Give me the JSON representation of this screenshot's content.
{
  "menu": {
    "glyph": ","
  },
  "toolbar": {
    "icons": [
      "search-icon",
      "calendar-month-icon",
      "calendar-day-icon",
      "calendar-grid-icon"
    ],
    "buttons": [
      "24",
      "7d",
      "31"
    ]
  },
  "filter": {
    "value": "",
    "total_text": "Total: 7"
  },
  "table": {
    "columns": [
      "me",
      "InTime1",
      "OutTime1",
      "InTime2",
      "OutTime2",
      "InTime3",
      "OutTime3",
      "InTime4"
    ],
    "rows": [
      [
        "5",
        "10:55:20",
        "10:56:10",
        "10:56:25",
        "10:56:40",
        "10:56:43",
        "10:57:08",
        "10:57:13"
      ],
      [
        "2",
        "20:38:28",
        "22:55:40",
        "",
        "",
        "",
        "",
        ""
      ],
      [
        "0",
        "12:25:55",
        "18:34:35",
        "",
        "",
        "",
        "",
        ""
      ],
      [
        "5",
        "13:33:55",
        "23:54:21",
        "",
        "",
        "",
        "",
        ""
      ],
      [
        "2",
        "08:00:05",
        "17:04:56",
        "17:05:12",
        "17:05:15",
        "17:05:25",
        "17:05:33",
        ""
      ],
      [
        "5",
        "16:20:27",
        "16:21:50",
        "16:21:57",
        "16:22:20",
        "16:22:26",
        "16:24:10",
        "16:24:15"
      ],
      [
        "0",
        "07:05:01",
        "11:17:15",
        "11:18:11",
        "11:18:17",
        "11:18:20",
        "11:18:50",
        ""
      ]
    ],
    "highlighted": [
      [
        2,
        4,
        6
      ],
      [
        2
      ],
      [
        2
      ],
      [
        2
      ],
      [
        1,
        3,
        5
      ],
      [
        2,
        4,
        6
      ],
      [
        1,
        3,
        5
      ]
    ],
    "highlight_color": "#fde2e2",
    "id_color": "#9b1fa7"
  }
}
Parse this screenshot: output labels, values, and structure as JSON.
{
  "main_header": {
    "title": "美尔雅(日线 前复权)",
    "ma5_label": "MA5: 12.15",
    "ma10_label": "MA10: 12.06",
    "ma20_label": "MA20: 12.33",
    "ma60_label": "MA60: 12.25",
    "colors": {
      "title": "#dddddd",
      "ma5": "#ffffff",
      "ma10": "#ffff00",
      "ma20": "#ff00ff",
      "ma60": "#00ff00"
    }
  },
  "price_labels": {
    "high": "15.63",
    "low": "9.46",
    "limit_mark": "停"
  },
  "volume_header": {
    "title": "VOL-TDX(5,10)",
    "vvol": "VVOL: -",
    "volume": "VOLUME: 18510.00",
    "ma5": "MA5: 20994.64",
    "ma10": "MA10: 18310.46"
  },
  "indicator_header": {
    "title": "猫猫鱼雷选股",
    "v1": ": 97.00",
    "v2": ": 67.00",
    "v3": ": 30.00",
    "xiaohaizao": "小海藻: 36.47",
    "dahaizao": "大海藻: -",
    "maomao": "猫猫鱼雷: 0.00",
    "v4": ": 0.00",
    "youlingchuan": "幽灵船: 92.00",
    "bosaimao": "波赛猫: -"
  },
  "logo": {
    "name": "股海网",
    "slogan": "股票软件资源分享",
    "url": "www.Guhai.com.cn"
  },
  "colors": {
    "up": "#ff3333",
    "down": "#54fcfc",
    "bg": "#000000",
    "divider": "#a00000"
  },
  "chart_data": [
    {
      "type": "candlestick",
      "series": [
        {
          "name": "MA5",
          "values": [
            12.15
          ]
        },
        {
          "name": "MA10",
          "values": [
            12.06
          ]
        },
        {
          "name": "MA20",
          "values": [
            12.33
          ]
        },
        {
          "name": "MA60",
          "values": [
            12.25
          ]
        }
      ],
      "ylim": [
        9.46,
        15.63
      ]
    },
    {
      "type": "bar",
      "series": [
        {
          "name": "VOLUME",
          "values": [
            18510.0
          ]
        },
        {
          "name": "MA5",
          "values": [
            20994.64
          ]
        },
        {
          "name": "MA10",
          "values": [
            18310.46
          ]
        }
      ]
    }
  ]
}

○ ○ ○ ○ ○ ○ ○

A line counts if it holds the word "calendar". Work out how many lines in the listing count, and give only that number.

**Reply to the exercise:** 3